:: EXERCISE REQUIREMENTS ::
Render every line of the rows below as a JSON list of strings, one string per line, with blank lines omitted. Exclude the pictures from the list.

:::::

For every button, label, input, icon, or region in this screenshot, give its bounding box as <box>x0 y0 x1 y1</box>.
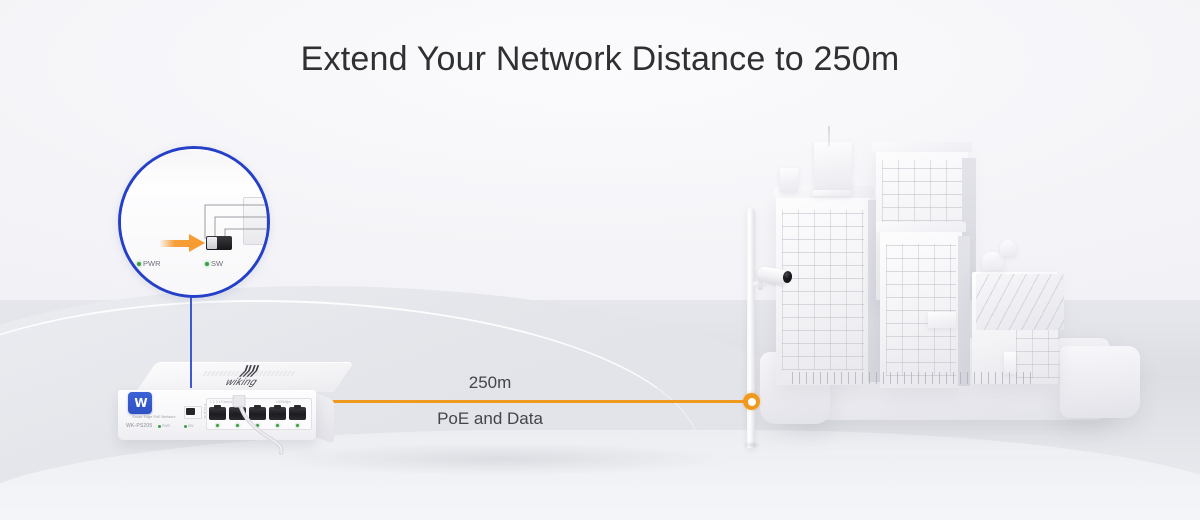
pwr-indicator-dot <box>137 262 141 266</box>
camera-pole <box>747 208 755 448</box>
callout-leader-line <box>190 292 192 388</box>
page-title: Extend Your Network Distance to 250m <box>0 40 1200 79</box>
sw-led-dot <box>184 425 187 428</box>
patch-cable <box>225 395 295 457</box>
building-center-front-side <box>958 236 970 386</box>
glass-roof <box>976 274 1064 330</box>
pwr-led-label: PWR <box>162 424 170 428</box>
link-endpoint-pole <box>743 393 760 410</box>
magnified-led-sw: SW <box>205 259 223 268</box>
magnified-led-row: PWR SW <box>129 259 269 273</box>
front-led-sw: SW <box>184 424 193 428</box>
sw-led-label: SW <box>188 424 193 428</box>
facade-sign-panel <box>928 312 956 328</box>
model-label: WK-PS205 <box>126 423 152 429</box>
link-payload-label: PoE and Data <box>380 409 600 429</box>
roof-rail <box>812 190 852 196</box>
port-led-1 <box>216 424 219 427</box>
illustration-scene: 250m PoE and Data ⟫⟫ wiking W Smart Edge… <box>0 0 1200 520</box>
podium-right-wing <box>1060 346 1140 418</box>
building-center-front-windows <box>886 244 956 376</box>
logo-subtitle: Smart Edge PoE Network <box>124 415 184 419</box>
link-distance-label: 250m <box>380 373 600 393</box>
arrow-head <box>189 234 205 252</box>
rj45-port-1[interactable] <box>209 407 226 420</box>
entrance-door <box>1004 352 1016 374</box>
roof-antenna <box>828 126 830 146</box>
magnified-pwr-label: PWR <box>143 259 161 268</box>
building-left-windows <box>782 210 864 370</box>
brand-wordmark: wiking <box>207 377 276 388</box>
building-center-front-roof <box>876 222 966 232</box>
switch-right-face <box>314 392 334 444</box>
rooftop-duct <box>1000 240 1016 256</box>
brand-logo-mark: ⟫⟫ <box>214 366 283 377</box>
roof-box-small <box>780 168 798 192</box>
magnified-led-pwr: PWR <box>137 259 161 268</box>
camera-mount <box>758 281 763 290</box>
roof-penthouse <box>814 142 852 190</box>
front-led-pwr: PWR <box>158 424 170 428</box>
pole-base-shadow <box>740 440 764 450</box>
pwr-led-dot <box>158 425 161 428</box>
sw-indicator-dot <box>205 262 209 266</box>
port-led-5 <box>296 424 299 427</box>
dip-switch-toggle[interactable] <box>186 408 195 415</box>
magnified-sw-label: SW <box>211 259 223 268</box>
site-fence <box>792 372 1032 384</box>
orange-arrow-icon <box>159 235 209 251</box>
arrow-shaft <box>159 240 193 247</box>
brand-badge-icon: W <box>128 392 152 414</box>
building-center-rear-roof <box>872 142 972 152</box>
dip-switch-magnifier: VLAN Default Extend (Port3&4) PWR SW <box>118 146 270 298</box>
building-right-windows <box>1016 330 1060 378</box>
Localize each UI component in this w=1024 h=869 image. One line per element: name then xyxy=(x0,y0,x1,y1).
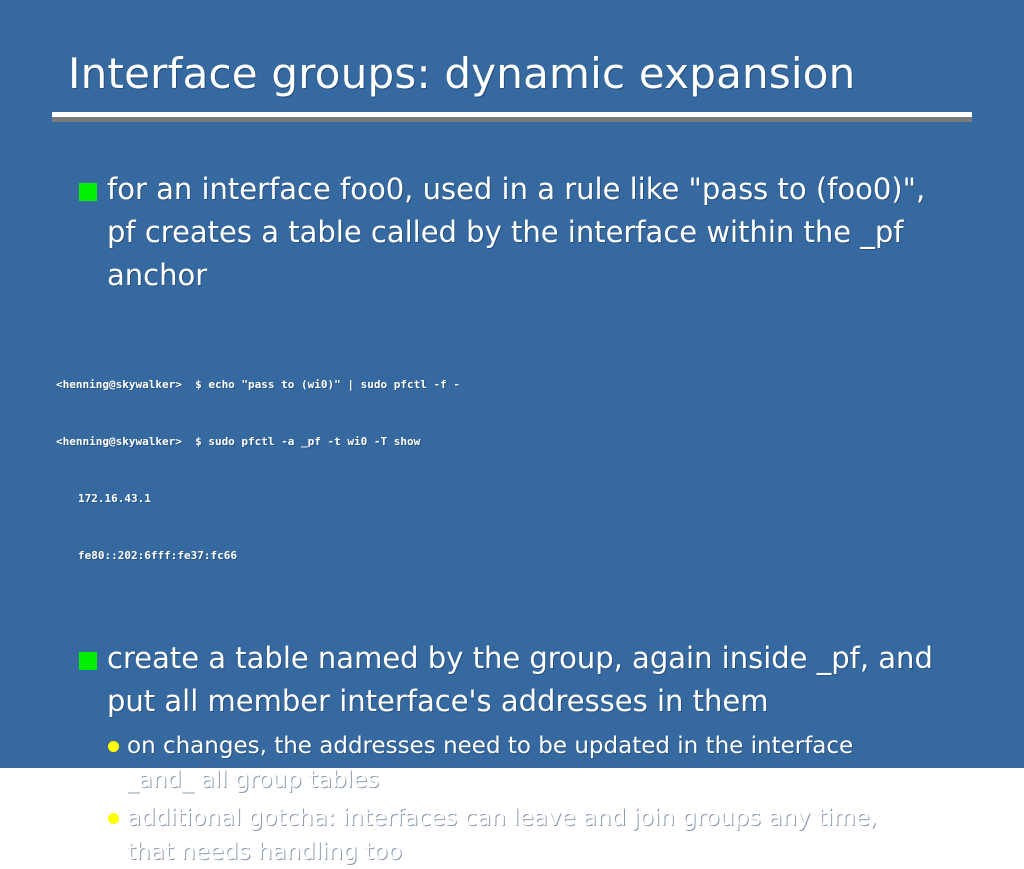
square-bullet-icon xyxy=(79,652,97,670)
sub-bullet-item-2: additional gotcha: interfaces can leave … xyxy=(0,801,1024,869)
slide-canvas: Interface groups: dynamic expansion for … xyxy=(0,0,1024,768)
square-bullet-icon xyxy=(79,183,97,201)
sub-bullet-list: on changes, the addresses need to be upd… xyxy=(0,729,1024,869)
page-title: Interface groups: dynamic expansion xyxy=(52,48,972,100)
title-rule-shadow xyxy=(52,117,972,122)
slide-header: Interface groups: dynamic expansion xyxy=(52,48,972,100)
terminal-command-line: <henning@skywalker> $ sudo pfctl -a _pf … xyxy=(56,432,1024,451)
slide-body: for an interface foo0, used in a rule li… xyxy=(0,168,1024,869)
sub-bullet-item-1-text: on changes, the addresses need to be upd… xyxy=(127,733,853,793)
terminal-command-line: <henning@skywalker> $ echo "pass to (wi0… xyxy=(56,375,1024,394)
sub-bullet-item-2-text: additional gotcha: interfaces can leave … xyxy=(127,805,877,865)
sub-bullet-item-1: on changes, the addresses need to be upd… xyxy=(0,729,1024,797)
bullet-item-1-text: for an interface foo0, used in a rule li… xyxy=(107,172,925,292)
bullet-item-1: for an interface foo0, used in a rule li… xyxy=(0,168,1024,297)
disc-bullet-icon xyxy=(108,741,119,752)
terminal-output-line: fe80::202:6fff:fe37:fc66 xyxy=(56,546,1024,565)
disc-bullet-icon xyxy=(108,813,119,824)
bullet-item-2: create a table named by the group, again… xyxy=(0,637,1024,723)
terminal-transcript: <henning@skywalker> $ echo "pass to (wi0… xyxy=(0,337,1024,603)
bullet-item-2-text: create a table named by the group, again… xyxy=(107,641,933,718)
terminal-output-line: 172.16.43.1 xyxy=(56,489,1024,508)
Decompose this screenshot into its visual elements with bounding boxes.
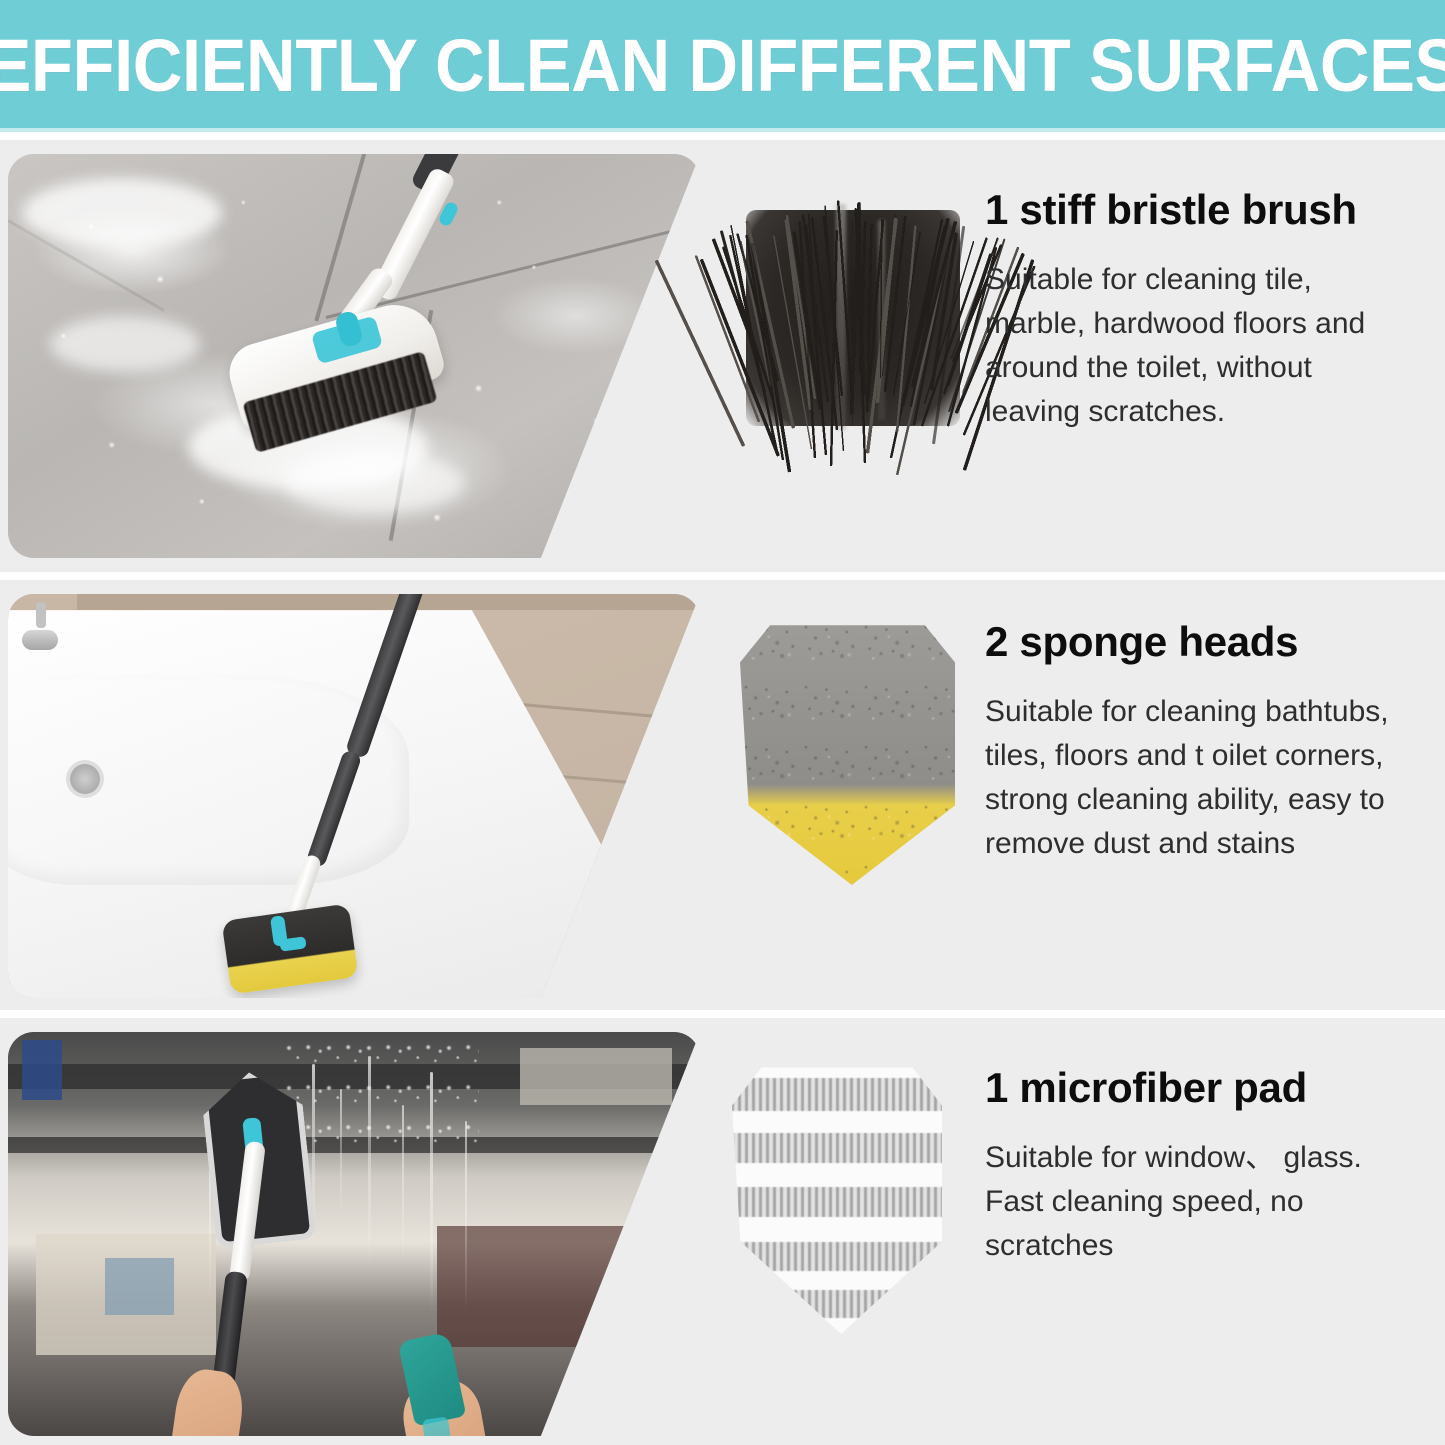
feature-text-sponge-heads: 2 sponge heads Suitable for cleaning bat… (985, 620, 1425, 866)
banner-title: EFFICIENTLY CLEAN DIFFERENT SURFACES (0, 25, 1445, 103)
feature-body: Suitable for cleaning tile, marble, hard… (985, 258, 1415, 434)
water-streak (465, 1121, 467, 1311)
feature-row-sponge-heads: 2 sponge heads Suitable for cleaning bat… (0, 580, 1445, 1010)
feature-heading: 1 microfiber pad (985, 1066, 1425, 1110)
divider-row1-row2 (0, 572, 1445, 580)
bristle-cluster (728, 180, 978, 480)
scene-photo-window (8, 1032, 700, 1436)
pad-stripe (724, 1187, 951, 1217)
pad-stripe (724, 1133, 951, 1163)
feature-text-microfiber-pad: 1 microfiber pad Suitable for window、 gl… (985, 1066, 1425, 1268)
sponge-texture (740, 620, 955, 885)
product-image-microfiber-pad (690, 1048, 990, 1378)
scene-photo-tile-floor (8, 154, 700, 558)
wall-shadow (8, 594, 700, 610)
product-image-stiff-bristle-brush (700, 170, 1000, 500)
header-banner: EFFICIENTLY CLEAN DIFFERENT SURFACES (0, 0, 1445, 128)
scene-photo-bathtub (8, 594, 700, 998)
feature-row-microfiber-pad: 1 microfiber pad Suitable for window、 gl… (0, 1018, 1445, 1445)
microfiber-pad-shape (732, 1062, 942, 1334)
feature-text-bristle-brush: 1 stiff bristle brush Suitable for clean… (985, 188, 1425, 434)
feature-heading: 2 sponge heads (985, 620, 1425, 664)
feature-heading: 1 stiff bristle brush (985, 188, 1425, 232)
sponge-head-shape (740, 620, 955, 885)
divider-top (0, 132, 1445, 140)
feature-row-bristle-brush: 1 stiff bristle brush Suitable for clean… (0, 140, 1445, 572)
feature-body: Suitable for cleaning bathtubs, tiles, f… (985, 690, 1415, 866)
pad-stripe (724, 1078, 951, 1111)
divider-row2-row3 (0, 1010, 1445, 1018)
tub-drain (70, 764, 100, 794)
product-image-sponge-head (700, 602, 1000, 932)
reflection-window-pane (105, 1258, 174, 1315)
pad-stripe (724, 1290, 951, 1317)
tub-spout (36, 602, 46, 628)
infographic-page: EFFICIENTLY CLEAN DIFFERENT SURFACES (0, 0, 1445, 1445)
tub-faucet (22, 630, 58, 650)
reflection-frame (520, 1048, 672, 1105)
pad-stripe (724, 1242, 951, 1272)
reflection-blue-sign (22, 1040, 62, 1100)
water-droplets (285, 1040, 479, 1145)
feature-body: Suitable for window、 glass. Fast cleanin… (985, 1136, 1415, 1268)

:::::

:: SOLUTION TO THIS TASK ::
[
  "For every button, label, input, icon, or region in this screenshot, give its bounding box as <box>x0 y0 x1 y1</box>.",
  "pwr-indicator-dot <box>137 262 141 266</box>",
  "camera-pole <box>747 208 755 448</box>",
  "callout-leader-line <box>190 292 192 388</box>",
  "page-title: Extend Your Network Distance to 250m <box>0 40 1200 79</box>",
  "sw-led-dot <box>184 425 187 428</box>",
  "patch-cable <box>225 395 295 457</box>",
  "building-center-front-side <box>958 236 970 386</box>",
  "glass-roof <box>976 274 1064 330</box>",
  "pwr-led-label: PWR <box>162 424 170 428</box>",
  "link-endpoint-pole <box>743 393 760 410</box>",
  "magnified-led-sw: SW <box>205 259 223 268</box>",
  "magnified-led-row: PWR SW <box>129 259 269 273</box>",
  "front-led-sw: SW <box>184 424 193 428</box>",
  "sw-led-label: SW <box>188 424 193 428</box>",
  "facade-sign-panel <box>928 312 956 328</box>",
  "model-label: WK-PS205 <box>126 423 152 429</box>",
  "link-payload-label: PoE and Data <box>380 409 600 429</box>",
  "roof-rail <box>812 190 852 196</box>",
  "port-led-1 <box>216 424 219 427</box>",
  "illustration-scene: 250m PoE and Data ⟫⟫ wiking W Smart Edge… <box>0 0 1200 520</box>",
  "podium-right-wing <box>1060 346 1140 418</box>",
  "building-center-front-windows <box>886 244 956 376</box>",
  "logo-subtitle: Smart Edge PoE Network <box>124 415 184 419</box>",
  "link-distance-label: 250m <box>380 373 600 393</box>",
  "arrow-head <box>189 234 205 252</box>",
  "rj45-port-1[interactable] <box>209 407 226 420</box>",
  "entrance-door <box>1004 352 1016 374</box>",
  "roof-antenna <box>828 126 830 146</box>",
  "magnified-pwr-label: PWR <box>143 259 161 268</box>",
  "building-left-windows <box>782 210 864 370</box>",
  "brand-wordmark: wiking <box>207 377 276 388</box>",
  "building-center-front-roof <box>876 222 966 232</box>",
  "switch-right-face <box>314 392 334 444</box>",
  "rooftop-duct <box>1000 240 1016 256</box>",
  "brand-logo-mark: ⟫⟫ <box>214 366 283 377</box>",
  "roof-box-small <box>780 168 798 192</box>",
  "magnified-led-pwr: PWR <box>137 259 161 268</box>",
  "camera-mount <box>758 281 763 290</box>",
  "roof-penthouse <box>814 142 852 190</box>",
  "front-led-pwr: PWR <box>158 424 170 428</box>",
  "pole-base-shadow <box>740 440 764 450</box>",
  "pwr-led-dot <box>158 425 161 428</box>",
  "sw-indicator-dot <box>205 262 209 266</box>",
  "port-led-5 <box>296 424 299 427</box>",
  "dip-switch-toggle[interactable] <box>186 408 195 415</box>",
  "magnified-sw-label: SW <box>211 259 223 268</box>",
  "site-fence <box>792 372 1032 384</box>",
  "orange-arrow-icon <box>159 235 209 251</box>",
  "arrow-shaft <box>159 240 193 247</box>",
  "brand-badge-icon: W <box>128 392 152 414</box>",
  "building-center-rear-roof <box>872 142 972 152</box>",
  "dip-switch-magnifier: VLAN Default Extend (Port3&4) PWR SW <box>118 146 270 298</box>",
  "building-right-windows <box>1016 330 1060 378</box>",
  "Localize each UI component in this w=1024 h=869 image. One line per element: name then xyxy=(x0,y0,x1,y1).",
  "square-bullet-icon xyxy=(79,652,97,670)",
  "sub-bullet-item-2: additional gotcha: interfaces can leave … xyxy=(0,801,1024,869)",
  "slide-canvas: Interface groups: dynamic expansion for … xyxy=(0,0,1024,768)",
  "square-bullet-icon xyxy=(79,183,97,201)",
  "sub-bullet-list: on changes, the addresses need to be upd… xyxy=(0,729,1024,869)",
  "page-title: Interface groups: dynamic expansion xyxy=(52,48,972,100)",
  "title-rule-shadow xyxy=(52,117,972,122)",
  "slide-header: Interface groups: dynamic expansion xyxy=(52,48,972,100)",
  "terminal-command-line: <henning@skywalker> $ sudo pfctl -a _pf … xyxy=(56,432,1024,451)",
  "slide-body: for an interface foo0, used in a rule li… xyxy=(0,168,1024,869)",
  "sub-bullet-item-1-text: on changes, the addresses need to be upd… xyxy=(127,733,853,793)",
  "terminal-command-line: <henning@skywalker> $ echo \"pass to (wi0… xyxy=(56,375,1024,394)",
  "sub-bullet-item-2-text: additional gotcha: interfaces can leave … xyxy=(127,805,877,865)",
  "sub-bullet-item-1: on changes, the addresses need to be upd… xyxy=(0,729,1024,797)",
  "bullet-item-1-text: for an interface foo0, used in a rule li… xyxy=(107,172,925,292)",
  "bullet-item-1: for an interface foo0, used in a rule li… xyxy=(0,168,1024,297)",
  "disc-bullet-icon xyxy=(108,741,119,752)",
  "terminal-output-line: fe80::202:6fff:fe37:fc66 xyxy=(56,546,1024,565)",
  "disc-bullet-icon xyxy=(108,813,119,824)",
  "bullet-item-2: create a table named by the group, again… xyxy=(0,637,1024,723)",
  "terminal-transcript: <henning@skywalker> $ echo \"pass to (wi0… xyxy=(0,337,1024,603)",
  "bullet-item-2-text: create a table named by the group, again… xyxy=(107,641,933,718)",
  "terminal-output-line: 172.16.43.1 xyxy=(56,489,1024,508)",
  "Decompose this screenshot into its visual elements with bounding boxes.",
  "feature-text-sponge-heads: 2 sponge heads Suitable for cleaning bat… (985, 620, 1425, 866)",
  "banner-title: EFFICIENTLY CLEAN DIFFERENT SURFACES (0, 25, 1445, 103)",
  "feature-body: Suitable for cleaning tile, marble, hard… (985, 258, 1415, 434)",
  "water-streak (465, 1121, 467, 1311)",
  "feature-row-sponge-heads: 2 sponge heads Suitable for cleaning bat… (0, 580, 1445, 1010)",
  "feature-heading: 1 microfiber pad (985, 1066, 1425, 1110)",
  "divider-row1-row2 (0, 572, 1445, 580)",
  "bristle-cluster (728, 180, 978, 480)",
  "scene-photo-window (8, 1032, 700, 1436)",
  "pad-stripe (724, 1187, 951, 1217)",
  "pad-stripe (724, 1133, 951, 1163)",
  "feature-text-microfiber-pad: 1 microfiber pad Suitable for window、 gl… (985, 1066, 1425, 1268)",
  "sponge-texture (740, 620, 955, 885)",
  "product-image-microfiber-pad (690, 1048, 990, 1378)",
  "scene-photo-tile-floor (8, 154, 700, 558)",
  "wall-shadow (8, 594, 700, 610)",
  "product-image-stiff-bristle-brush (700, 170, 1000, 500)",
  "header-banner: EFFICIENTLY CLEAN DIFFERENT SURFACES (0, 0, 1445, 128)",
  "scene-photo-bathtub (8, 594, 700, 998)",
  "feature-row-microfiber-pad: 1 microfiber pad Suitable for window、 gl… (0, 1018, 1445, 1445)",
  "microfiber-pad-shape (732, 1062, 942, 1334)",
  "feature-text-bristle-brush: 1 stiff bristle brush Suitable for clean… (985, 188, 1425, 434)",
  "feature-heading: 2 sponge heads (985, 620, 1425, 664)",
  "feature-heading: 1 stiff bristle brush (985, 188, 1425, 232)",
  "sponge-head-shape (740, 620, 955, 885)",
  "divider-top (0, 132, 1445, 140)",
  "feature-row-bristle-brush: 1 stiff bristle brush Suitable for clean… (0, 140, 1445, 572)",
  "feature-body: Suitable for cleaning bathtubs, tiles, f… (985, 690, 1415, 866)",
  "pad-stripe (724, 1078, 951, 1111)",
  "divider-row2-row3 (0, 1010, 1445, 1018)",
  "tub-drain (70, 764, 100, 794)",
  "product-image-sponge-head (700, 602, 1000, 932)",
  "reflection-window-pane (105, 1258, 174, 1315)",
  "pad-stripe (724, 1290, 951, 1317)",
  "tub-spout (36, 602, 46, 628)",
  "infographic-page: EFFICIENTLY CLEAN DIFFERENT SURFACES (0, 0, 1445, 1445)",
  "tub-faucet (22, 630, 58, 650)",
  "reflection-frame (520, 1048, 672, 1105)",
  "pad-stripe (724, 1242, 951, 1272)",
  "reflection-blue-sign (22, 1040, 62, 1100)",
  "water-droplets (285, 1040, 479, 1145)",
  "feature-body: Suitable for window、 glass. Fast cleanin… (985, 1136, 1415, 1268)"
]